> **Directive**: Write out the material exactly, with the pictures left out.

***

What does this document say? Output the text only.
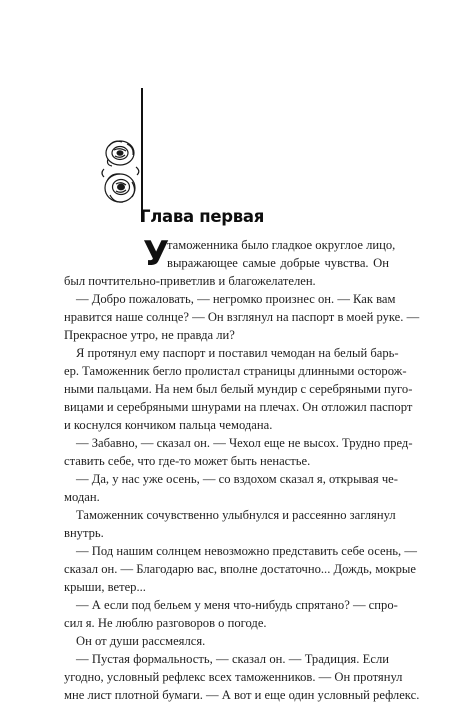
Глава первая
У
таможенника было гладкое округлое лицо,
выражающее самые добрые чувства. Он
был почтительно-приветлив и благожелателен.
— Добро пожаловать, — негромко произнес он. — Как вам
нравится наше солнце? — Он взглянул на паспорт в моей руке. —
Прекрасное утро, не правда ли?
Я протянул ему паспорт и поставил чемодан на белый барь-
ер. Таможенник бегло пролистал страницы длинными осторож-
ными пальцами. На нем был белый мундир с серебряными пуго-
вицами и серебряными шнурами на плечах. Он отложил паспорт
и коснулся кончиком пальца чемодана.
— Забавно, — сказал он. — Чехол еще не высох. Трудно пред-
ставить себе, что где-то может быть ненастье.
— Да, у нас уже осень, — со вздохом сказал я, открывая че-
модан.
Таможенник сочувственно улыбнулся и рассеянно заглянул
внутрь.
— Под нашим солнцем невозможно представить себе осень, —
сказал он. — Благодарю вас, вполне достаточно... Дождь, мокрые
крыши, ветер...
— А если под бельем у меня что-нибудь спрятано? — спро-
сил я. Не люблю разговоров о погоде.
Он от души рассмеялся.
— Пустая формальность, — сказал он. — Традиция. Если
угодно, условный рефлекс всех таможенников. — Он протянул
мне лист плотной бумаги. — А вот и еще один условный рефлекс.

***

> **Solution**:
What does this document say? Output the text only.
Глава первая
У
таможенника было гладкое округлое лицо,
выражающее самые добрые чувства. Он
был почтительно-приветлив и благожелателен.
— Добро пожаловать, — негромко произнес он. — Как вам
нравится наше солнце? — Он взглянул на паспорт в моей руке. —
Прекрасное утро, не правда ли?
Я протянул ему паспорт и поставил чемодан на белый барь-
ер. Таможенник бегло пролистал страницы длинными осторож-
ными пальцами. На нем был белый мундир с серебряными пуго-
вицами и серебряными шнурами на плечах. Он отложил паспорт
и коснулся кончиком пальца чемодана.
— Забавно, — сказал он. — Чехол еще не высох. Трудно пред-
ставить себе, что где-то может быть ненастье.
— Да, у нас уже осень, — со вздохом сказал я, открывая че-
модан.
Таможенник сочувственно улыбнулся и рассеянно заглянул
внутрь.
— Под нашим солнцем невозможно представить себе осень, —
сказал он. — Благодарю вас, вполне достаточно... Дождь, мокрые
крыши, ветер...
— А если под бельем у меня что-нибудь спрятано? — спро-
сил я. Не люблю разговоров о погоде.
Он от души рассмеялся.
— Пустая формальность, — сказал он. — Традиция. Если
угодно, условный рефлекс всех таможенников. — Он протянул
мне лист плотной бумаги. — А вот и еще один условный рефлекс.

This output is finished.